### PROVIDED INFORMATION
-*-*-

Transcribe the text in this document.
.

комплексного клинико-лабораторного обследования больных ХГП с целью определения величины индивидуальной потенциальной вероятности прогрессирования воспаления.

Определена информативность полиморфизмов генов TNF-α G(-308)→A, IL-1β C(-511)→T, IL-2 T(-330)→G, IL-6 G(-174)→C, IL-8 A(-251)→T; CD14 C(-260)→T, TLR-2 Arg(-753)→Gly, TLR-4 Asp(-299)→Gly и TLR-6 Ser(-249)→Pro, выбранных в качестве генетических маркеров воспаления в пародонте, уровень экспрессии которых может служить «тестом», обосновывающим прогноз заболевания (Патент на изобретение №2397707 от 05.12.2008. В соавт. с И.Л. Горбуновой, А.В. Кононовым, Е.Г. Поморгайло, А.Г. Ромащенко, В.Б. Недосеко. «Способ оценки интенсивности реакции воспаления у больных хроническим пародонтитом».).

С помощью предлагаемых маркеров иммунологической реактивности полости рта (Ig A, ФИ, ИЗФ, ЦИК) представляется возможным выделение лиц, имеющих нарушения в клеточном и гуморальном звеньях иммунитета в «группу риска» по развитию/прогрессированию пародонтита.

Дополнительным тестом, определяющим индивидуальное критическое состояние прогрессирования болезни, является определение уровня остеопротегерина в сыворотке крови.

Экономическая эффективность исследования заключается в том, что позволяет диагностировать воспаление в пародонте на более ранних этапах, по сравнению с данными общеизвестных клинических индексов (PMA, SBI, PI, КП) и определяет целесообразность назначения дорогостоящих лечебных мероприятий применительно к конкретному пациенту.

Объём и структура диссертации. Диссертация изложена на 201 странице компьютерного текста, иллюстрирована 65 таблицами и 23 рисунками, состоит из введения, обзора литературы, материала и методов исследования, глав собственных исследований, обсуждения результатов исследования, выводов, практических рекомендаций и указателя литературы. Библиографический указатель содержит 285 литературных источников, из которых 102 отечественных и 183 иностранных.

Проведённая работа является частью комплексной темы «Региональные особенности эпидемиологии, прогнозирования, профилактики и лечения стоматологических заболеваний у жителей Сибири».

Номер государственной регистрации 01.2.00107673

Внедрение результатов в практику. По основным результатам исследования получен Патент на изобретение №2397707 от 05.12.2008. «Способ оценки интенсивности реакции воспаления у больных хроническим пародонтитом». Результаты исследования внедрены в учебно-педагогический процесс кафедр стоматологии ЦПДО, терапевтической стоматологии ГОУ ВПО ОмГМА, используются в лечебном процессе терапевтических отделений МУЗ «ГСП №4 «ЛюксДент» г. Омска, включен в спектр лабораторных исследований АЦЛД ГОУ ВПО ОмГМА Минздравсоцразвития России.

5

-*-*-

### EXERCISE OBJECTIVE
Repeat all the records. Match each line exactly.

### EXERCISE OUTPUT
Transcribe the text in this document.
.

комплексного клинико-лабораторного обследования больных ХГП с целью определения величины индивидуальной потенциальной вероятности прогрессирования воспаления.

Определена информативность полиморфизмов генов TNF-α G(-308)→A, IL-1β C(-511)→T, IL-2 T(-330)→G, IL-6 G(-174)→C, IL-8 A(-251)→T; CD14 C(-260)→T, TLR-2 Arg(-753)→Gly, TLR-4 Asp(-299)→Gly и TLR-6 Ser(-249)→Pro, выбранных в качестве генетических маркеров воспаления в пародонте, уровень экспрессии которых может служить «тестом», обосновывающим прогноз заболевания (Патент на изобретение №2397707 от 05.12.2008. В соавт. с И.Л. Горбуновой, А.В. Кононовым, Е.Г. Поморгайло, А.Г. Ромащенко, В.Б. Недосеко. «Способ оценки интенсивности реакции воспаления у больных хроническим пародонтитом».).

С помощью предлагаемых маркеров иммунологической реактивности полости рта (Ig A, ФИ, ИЗФ, ЦИК) представляется возможным выделение лиц, имеющих нарушения в клеточном и гуморальном звеньях иммунитета в «группу риска» по развитию/прогрессированию пародонтита.

Дополнительным тестом, определяющим индивидуальное критическое состояние прогрессирования болезни, является определение уровня остеопротегерина в сыворотке крови.

Экономическая эффективность исследования заключается в том, что позволяет диагностировать воспаление в пародонте на более ранних этапах, по сравнению с данными общеизвестных клинических индексов (PMA, SBI, PI, КП) и определяет целесообразность назначения дорогостоящих лечебных мероприятий применительно к конкретному пациенту.

Объём и структура диссертации. Диссертация изложена на 201 странице компьютерного текста, иллюстрирована 65 таблицами и 23 рисунками, состоит из введения, обзора литературы, материала и методов исследования, глав собственных исследований, обсуждения результатов исследования, выводов, практических рекомендаций и указателя литературы. Библиографический указатель содержит 285 литературных источников, из которых 102 отечественных и 183 иностранных.

Проведённая работа является частью комплексной темы «Региональные особенности эпидемиологии, прогнозирования, профилактики и лечения стоматологических заболеваний у жителей Сибири».

Номер государственной регистрации 01.2.00107673

Внедрение результатов в практику. По основным результатам исследования получен Патент на изобретение №2397707 от 05.12.2008. «Способ оценки интенсивности реакции воспаления у больных хроническим пародонтитом». Результаты исследования внедрены в учебно-педагогический процесс кафедр стоматологии ЦПДО, терапевтической стоматологии ГОУ ВПО ОмГМА, используются в лечебном процессе терапевтических отделений МУЗ «ГСП №4 «ЛюксДент» г. Омска, включен в спектр лабораторных исследований АЦЛД ГОУ ВПО ОмГМА Минздравсоцразвития России.

5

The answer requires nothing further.